__PROBLEM DETAILS__
For each line below that includes the word "length", make a copy.

---- SUPPLIED RECORDS

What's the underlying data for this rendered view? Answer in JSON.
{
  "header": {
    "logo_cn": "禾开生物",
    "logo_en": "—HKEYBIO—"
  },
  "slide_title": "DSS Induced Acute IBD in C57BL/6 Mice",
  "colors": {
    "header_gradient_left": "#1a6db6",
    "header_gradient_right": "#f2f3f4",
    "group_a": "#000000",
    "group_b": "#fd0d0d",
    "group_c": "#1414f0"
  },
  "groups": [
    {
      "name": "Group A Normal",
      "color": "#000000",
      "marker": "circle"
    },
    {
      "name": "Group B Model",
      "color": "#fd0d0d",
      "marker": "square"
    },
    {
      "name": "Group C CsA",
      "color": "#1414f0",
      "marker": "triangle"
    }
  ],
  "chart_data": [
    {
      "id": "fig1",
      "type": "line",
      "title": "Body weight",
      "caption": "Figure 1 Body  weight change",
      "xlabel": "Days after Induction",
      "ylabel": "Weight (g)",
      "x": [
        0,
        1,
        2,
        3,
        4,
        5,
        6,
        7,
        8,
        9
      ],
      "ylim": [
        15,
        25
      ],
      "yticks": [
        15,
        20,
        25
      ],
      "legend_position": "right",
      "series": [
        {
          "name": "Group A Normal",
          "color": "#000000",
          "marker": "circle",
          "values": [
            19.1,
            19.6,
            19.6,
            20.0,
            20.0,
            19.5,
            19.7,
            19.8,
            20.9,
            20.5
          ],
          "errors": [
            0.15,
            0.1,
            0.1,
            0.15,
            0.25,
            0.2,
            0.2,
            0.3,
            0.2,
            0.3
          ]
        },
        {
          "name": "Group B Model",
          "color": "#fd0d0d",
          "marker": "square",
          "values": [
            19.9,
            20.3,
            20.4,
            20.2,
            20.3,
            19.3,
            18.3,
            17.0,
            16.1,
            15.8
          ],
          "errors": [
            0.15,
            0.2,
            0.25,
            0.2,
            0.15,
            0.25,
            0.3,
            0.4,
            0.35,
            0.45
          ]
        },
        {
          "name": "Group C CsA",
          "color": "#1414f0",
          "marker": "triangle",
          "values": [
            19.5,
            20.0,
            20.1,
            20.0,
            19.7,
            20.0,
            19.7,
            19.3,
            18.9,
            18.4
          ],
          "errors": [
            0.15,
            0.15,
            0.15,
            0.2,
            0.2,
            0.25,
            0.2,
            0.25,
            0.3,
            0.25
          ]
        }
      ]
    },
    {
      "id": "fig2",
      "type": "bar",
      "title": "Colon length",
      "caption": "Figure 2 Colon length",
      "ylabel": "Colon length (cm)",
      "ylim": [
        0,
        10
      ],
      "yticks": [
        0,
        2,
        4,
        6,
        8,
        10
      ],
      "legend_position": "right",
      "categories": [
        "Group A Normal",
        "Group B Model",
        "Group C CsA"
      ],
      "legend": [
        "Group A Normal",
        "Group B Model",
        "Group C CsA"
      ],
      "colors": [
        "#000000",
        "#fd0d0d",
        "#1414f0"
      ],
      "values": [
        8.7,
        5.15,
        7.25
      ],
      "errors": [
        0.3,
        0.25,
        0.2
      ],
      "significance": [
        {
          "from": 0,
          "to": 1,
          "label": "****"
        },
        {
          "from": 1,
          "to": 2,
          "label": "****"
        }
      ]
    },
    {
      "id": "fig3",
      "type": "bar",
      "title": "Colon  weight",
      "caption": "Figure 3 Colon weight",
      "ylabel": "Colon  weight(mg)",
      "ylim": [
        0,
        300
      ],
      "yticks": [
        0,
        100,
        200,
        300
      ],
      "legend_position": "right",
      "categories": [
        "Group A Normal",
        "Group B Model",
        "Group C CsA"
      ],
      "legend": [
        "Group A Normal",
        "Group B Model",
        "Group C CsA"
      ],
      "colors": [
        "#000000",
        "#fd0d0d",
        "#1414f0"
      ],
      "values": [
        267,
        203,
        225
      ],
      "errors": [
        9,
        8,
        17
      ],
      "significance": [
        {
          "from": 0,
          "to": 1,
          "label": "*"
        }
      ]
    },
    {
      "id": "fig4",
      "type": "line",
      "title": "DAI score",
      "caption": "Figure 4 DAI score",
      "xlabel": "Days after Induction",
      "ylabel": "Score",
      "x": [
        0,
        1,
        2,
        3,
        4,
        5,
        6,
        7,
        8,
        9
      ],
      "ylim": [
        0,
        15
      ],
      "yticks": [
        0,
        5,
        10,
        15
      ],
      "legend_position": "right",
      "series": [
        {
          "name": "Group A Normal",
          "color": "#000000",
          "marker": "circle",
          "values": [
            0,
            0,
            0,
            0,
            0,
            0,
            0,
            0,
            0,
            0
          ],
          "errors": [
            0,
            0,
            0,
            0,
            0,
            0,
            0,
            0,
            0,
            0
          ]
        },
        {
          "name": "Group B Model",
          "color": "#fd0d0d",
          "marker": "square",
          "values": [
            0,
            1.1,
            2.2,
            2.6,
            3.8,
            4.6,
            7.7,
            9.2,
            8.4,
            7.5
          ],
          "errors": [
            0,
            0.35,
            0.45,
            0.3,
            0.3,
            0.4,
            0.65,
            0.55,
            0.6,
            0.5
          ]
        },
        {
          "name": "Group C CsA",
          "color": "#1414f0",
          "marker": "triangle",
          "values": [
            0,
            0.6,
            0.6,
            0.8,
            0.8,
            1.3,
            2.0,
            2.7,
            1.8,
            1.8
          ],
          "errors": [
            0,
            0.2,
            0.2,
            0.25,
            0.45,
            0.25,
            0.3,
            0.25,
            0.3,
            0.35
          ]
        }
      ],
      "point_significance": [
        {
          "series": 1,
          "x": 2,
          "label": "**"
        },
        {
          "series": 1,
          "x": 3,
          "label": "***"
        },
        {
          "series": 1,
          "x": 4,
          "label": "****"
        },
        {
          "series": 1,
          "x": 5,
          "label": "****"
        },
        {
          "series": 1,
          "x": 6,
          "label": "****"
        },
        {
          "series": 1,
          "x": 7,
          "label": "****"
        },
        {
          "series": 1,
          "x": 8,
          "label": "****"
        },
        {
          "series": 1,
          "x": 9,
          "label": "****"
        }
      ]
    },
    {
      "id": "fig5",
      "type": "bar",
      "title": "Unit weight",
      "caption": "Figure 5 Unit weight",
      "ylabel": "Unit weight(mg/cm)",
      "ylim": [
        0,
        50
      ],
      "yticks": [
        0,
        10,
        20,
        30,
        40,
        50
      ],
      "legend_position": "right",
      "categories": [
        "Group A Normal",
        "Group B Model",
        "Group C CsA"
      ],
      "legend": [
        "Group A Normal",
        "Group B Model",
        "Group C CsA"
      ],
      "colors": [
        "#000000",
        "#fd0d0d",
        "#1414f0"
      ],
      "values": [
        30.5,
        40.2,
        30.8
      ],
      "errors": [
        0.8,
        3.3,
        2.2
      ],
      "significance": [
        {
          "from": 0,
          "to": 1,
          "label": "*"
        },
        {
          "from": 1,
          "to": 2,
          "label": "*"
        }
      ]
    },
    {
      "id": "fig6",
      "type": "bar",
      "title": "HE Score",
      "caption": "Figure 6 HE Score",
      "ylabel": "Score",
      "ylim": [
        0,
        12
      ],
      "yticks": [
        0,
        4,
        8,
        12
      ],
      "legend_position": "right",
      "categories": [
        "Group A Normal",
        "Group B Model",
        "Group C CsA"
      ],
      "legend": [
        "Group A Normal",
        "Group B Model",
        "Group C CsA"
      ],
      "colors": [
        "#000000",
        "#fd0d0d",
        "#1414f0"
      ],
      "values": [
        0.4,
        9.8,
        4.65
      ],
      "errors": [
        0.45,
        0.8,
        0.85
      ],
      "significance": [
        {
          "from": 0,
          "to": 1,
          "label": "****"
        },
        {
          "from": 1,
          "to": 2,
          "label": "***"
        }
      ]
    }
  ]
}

--------

__FINAL ANSWER__
      "title": "Colon length",
      "caption": "Figure 2 Colon length",
      "ylabel": "Colon length (cm)",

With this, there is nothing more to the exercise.